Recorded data
====================
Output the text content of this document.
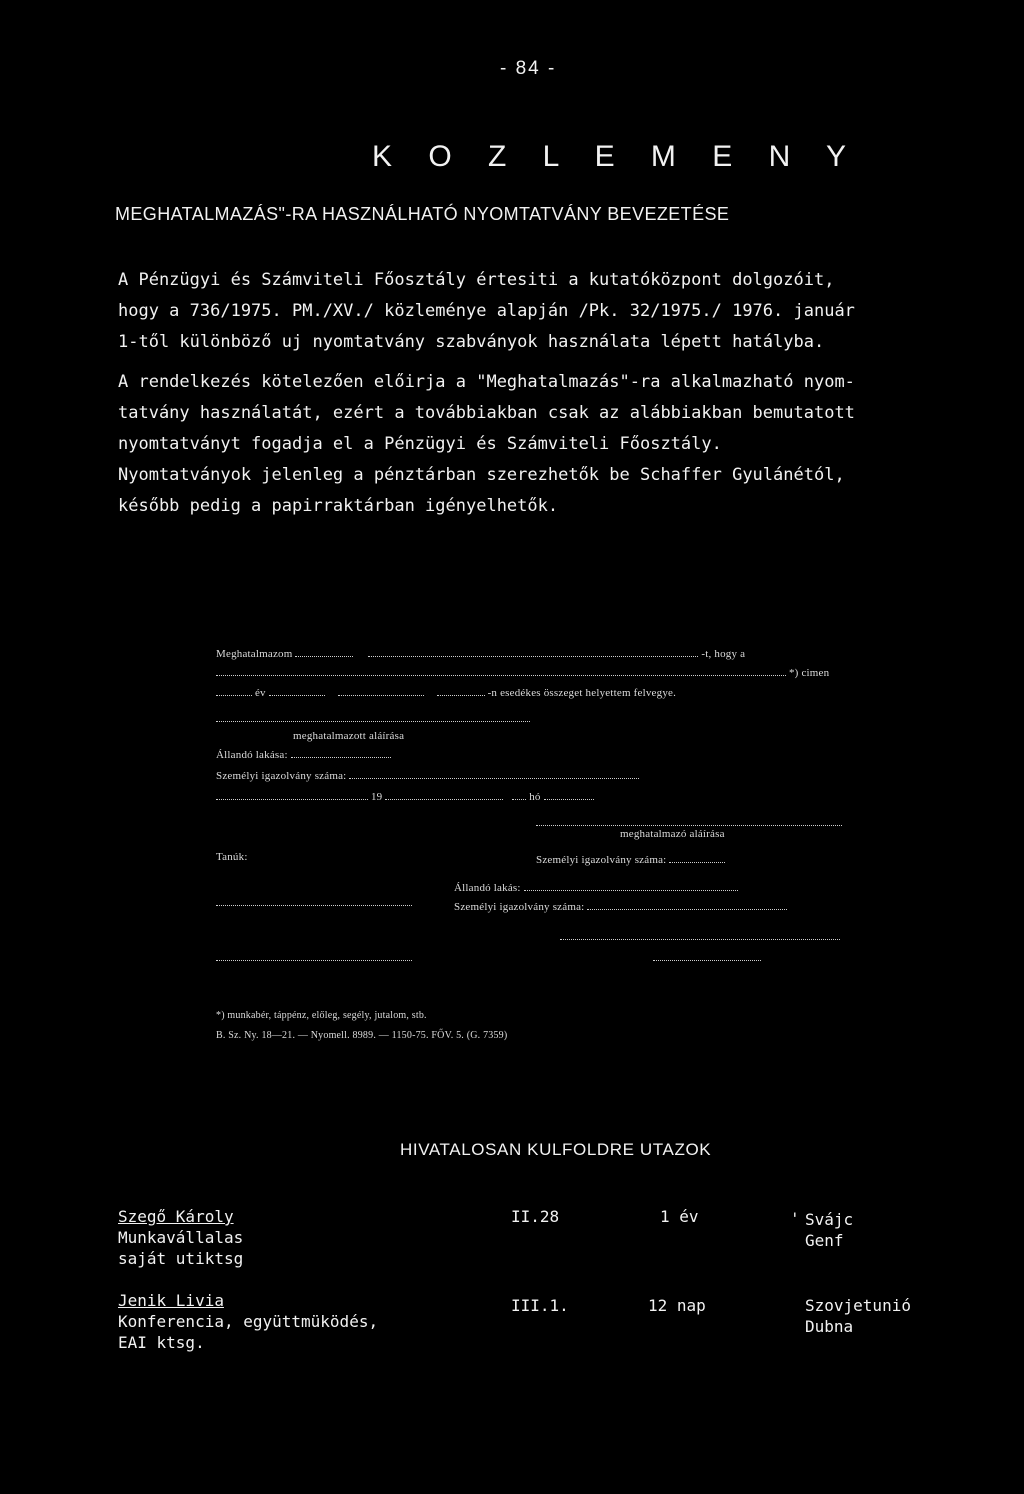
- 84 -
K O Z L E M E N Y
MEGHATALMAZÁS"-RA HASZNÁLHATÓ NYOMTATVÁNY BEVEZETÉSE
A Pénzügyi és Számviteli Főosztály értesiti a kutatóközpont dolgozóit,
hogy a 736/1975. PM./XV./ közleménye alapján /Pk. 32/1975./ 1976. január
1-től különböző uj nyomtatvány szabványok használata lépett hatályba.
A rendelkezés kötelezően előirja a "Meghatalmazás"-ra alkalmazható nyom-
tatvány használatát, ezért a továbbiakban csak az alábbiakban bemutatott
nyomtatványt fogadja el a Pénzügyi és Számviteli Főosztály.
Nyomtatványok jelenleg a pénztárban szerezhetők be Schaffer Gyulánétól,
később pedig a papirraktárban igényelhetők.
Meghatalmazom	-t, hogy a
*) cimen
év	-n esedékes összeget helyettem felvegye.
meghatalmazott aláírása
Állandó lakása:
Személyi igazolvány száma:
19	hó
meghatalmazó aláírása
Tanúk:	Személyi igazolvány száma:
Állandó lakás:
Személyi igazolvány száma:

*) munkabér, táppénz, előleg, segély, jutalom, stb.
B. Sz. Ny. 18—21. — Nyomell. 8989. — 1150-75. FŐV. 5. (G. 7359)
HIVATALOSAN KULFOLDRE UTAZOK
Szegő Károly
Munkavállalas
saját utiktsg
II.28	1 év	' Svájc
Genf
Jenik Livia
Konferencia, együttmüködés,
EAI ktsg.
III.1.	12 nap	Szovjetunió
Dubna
====================
**TASK TO COMPLETE:** Leave the pictures out and write out every entry exactly as given.

**EXERCISE RESULT:**
Output the text content of this document.
- 84 -
K O Z L E M E N Y
MEGHATALMAZÁS"-RA HASZNÁLHATÓ NYOMTATVÁNY BEVEZETÉSE
A Pénzügyi és Számviteli Főosztály értesiti a kutatóközpont dolgozóit,
hogy a 736/1975. PM./XV./ közleménye alapján /Pk. 32/1975./ 1976. január
1-től különböző uj nyomtatvány szabványok használata lépett hatályba.
A rendelkezés kötelezően előirja a "Meghatalmazás"-ra alkalmazható nyom-
tatvány használatát, ezért a továbbiakban csak az alábbiakban bemutatott
nyomtatványt fogadja el a Pénzügyi és Számviteli Főosztály.
Nyomtatványok jelenleg a pénztárban szerezhetők be Schaffer Gyulánétól,
később pedig a papirraktárban igényelhetők.
Meghatalmazom	-t, hogy a
*) cimen
év	-n esedékes összeget helyettem felvegye.
meghatalmazott aláírása
Állandó lakása:
Személyi igazolvány száma:
19	hó
meghatalmazó aláírása
Tanúk:	Személyi igazolvány száma:
Állandó lakás:
Személyi igazolvány száma:

*) munkabér, táppénz, előleg, segély, jutalom, stb.
B. Sz. Ny. 18—21. — Nyomell. 8989. — 1150-75. FŐV. 5. (G. 7359)
HIVATALOSAN KULFOLDRE UTAZOK
Szegő Károly
Munkavállalas
saját utiktsg
II.28	1 év	' Svájc
Genf
Jenik Livia
Konferencia, együttmüködés,
EAI ktsg.
III.1.	12 nap	Szovjetunió
Dubna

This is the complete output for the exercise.